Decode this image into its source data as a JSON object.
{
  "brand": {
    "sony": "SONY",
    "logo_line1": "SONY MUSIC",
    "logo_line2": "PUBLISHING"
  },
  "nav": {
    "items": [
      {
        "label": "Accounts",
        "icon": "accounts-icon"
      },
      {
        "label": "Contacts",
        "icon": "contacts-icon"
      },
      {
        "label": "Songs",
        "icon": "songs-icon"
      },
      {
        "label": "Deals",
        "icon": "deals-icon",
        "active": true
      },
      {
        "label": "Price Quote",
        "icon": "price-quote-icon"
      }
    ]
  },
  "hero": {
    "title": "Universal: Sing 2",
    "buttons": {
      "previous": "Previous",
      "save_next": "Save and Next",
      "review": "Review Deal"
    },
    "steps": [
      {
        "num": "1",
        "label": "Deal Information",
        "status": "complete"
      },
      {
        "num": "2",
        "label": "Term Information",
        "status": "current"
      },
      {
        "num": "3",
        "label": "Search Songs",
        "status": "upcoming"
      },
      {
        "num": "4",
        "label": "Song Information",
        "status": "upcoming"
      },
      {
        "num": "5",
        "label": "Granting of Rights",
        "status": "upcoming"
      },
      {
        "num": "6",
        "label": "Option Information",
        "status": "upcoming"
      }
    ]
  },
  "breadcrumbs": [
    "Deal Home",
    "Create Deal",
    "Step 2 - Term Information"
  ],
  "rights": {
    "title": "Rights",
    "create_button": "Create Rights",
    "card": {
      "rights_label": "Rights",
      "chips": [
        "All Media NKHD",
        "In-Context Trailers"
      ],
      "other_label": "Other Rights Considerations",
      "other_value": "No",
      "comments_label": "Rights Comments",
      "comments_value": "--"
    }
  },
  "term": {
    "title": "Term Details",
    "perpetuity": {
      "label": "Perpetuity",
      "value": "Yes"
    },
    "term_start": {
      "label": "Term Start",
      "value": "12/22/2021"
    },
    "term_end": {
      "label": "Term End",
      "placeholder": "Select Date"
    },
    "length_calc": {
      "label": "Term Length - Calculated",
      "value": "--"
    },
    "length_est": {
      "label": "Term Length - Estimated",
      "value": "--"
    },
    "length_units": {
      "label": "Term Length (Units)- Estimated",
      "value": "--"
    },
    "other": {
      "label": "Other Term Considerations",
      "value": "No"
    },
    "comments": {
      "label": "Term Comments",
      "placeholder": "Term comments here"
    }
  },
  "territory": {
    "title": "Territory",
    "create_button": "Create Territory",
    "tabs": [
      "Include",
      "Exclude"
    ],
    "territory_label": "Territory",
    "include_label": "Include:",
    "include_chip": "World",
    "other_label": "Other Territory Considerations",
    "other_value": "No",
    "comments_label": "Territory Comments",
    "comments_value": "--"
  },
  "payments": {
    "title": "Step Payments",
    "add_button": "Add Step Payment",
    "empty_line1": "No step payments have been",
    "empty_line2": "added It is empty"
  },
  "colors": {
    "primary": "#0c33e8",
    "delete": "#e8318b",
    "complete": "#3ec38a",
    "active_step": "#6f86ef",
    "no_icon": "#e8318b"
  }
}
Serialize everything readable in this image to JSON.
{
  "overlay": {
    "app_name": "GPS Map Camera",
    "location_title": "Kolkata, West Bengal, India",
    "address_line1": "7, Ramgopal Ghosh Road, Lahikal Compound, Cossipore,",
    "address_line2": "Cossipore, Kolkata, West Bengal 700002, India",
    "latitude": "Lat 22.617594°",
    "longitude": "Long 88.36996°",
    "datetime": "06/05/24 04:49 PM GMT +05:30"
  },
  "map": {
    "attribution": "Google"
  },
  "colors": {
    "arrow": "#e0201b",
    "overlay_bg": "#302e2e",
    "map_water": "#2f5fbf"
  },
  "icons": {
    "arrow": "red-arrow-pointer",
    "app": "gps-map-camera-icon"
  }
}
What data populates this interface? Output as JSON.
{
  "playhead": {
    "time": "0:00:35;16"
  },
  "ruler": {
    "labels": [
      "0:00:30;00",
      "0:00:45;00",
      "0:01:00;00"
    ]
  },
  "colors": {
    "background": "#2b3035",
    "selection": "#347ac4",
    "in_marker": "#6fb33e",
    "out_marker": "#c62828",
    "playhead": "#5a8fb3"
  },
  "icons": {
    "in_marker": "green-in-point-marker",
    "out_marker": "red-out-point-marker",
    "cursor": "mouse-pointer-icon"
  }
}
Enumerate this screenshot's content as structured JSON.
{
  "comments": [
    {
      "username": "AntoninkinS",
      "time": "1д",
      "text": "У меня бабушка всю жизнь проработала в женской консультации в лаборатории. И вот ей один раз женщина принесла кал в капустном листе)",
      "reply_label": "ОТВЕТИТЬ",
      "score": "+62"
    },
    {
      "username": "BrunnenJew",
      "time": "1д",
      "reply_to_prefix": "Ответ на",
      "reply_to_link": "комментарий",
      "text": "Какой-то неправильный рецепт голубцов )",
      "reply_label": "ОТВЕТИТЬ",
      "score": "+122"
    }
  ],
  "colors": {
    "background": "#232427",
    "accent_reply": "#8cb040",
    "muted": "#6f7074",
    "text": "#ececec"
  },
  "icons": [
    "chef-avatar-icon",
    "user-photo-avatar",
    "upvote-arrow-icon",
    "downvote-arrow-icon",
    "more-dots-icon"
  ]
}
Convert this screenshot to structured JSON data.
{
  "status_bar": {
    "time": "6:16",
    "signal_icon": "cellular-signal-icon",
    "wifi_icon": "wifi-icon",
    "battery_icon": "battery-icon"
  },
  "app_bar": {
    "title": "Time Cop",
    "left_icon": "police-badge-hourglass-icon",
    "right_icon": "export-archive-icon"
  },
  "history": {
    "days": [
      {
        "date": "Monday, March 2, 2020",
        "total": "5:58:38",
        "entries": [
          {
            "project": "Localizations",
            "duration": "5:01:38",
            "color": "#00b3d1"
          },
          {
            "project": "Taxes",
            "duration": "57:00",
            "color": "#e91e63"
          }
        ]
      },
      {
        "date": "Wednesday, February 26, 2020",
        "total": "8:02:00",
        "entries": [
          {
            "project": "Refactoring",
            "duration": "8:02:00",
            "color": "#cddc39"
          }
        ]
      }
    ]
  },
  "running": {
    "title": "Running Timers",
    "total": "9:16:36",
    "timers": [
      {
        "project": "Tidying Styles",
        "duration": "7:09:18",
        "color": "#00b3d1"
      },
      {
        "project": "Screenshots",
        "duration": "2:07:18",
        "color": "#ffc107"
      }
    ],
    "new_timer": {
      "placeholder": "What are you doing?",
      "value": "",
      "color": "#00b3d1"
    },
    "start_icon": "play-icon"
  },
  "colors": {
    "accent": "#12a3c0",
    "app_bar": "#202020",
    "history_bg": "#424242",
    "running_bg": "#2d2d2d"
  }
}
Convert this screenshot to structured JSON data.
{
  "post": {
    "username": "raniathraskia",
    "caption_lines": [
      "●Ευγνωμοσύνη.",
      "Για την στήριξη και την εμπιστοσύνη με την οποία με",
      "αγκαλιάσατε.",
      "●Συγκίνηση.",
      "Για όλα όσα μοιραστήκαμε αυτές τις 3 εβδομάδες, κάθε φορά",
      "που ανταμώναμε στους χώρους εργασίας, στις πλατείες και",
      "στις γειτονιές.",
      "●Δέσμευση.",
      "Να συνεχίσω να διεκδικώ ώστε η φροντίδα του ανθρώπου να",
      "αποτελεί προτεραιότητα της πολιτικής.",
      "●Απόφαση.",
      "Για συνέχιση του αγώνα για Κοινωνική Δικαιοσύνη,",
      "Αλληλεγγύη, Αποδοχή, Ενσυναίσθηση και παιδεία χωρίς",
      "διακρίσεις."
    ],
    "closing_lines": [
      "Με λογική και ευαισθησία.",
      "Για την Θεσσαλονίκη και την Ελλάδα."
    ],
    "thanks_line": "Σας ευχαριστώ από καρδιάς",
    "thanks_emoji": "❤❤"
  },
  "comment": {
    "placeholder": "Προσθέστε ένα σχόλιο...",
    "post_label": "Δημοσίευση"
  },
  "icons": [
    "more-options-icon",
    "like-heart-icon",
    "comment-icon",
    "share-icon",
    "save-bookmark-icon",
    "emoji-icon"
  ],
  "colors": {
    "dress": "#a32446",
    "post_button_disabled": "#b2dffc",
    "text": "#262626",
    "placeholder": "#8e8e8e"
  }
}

━━━━

Do this: Return the lines of the records that include the string "Considerations".

Output:
      "other_label": "Other Rights Considerations",
      "label": "Other Term Considerations",
    "other_label": "Other Territory Considerations",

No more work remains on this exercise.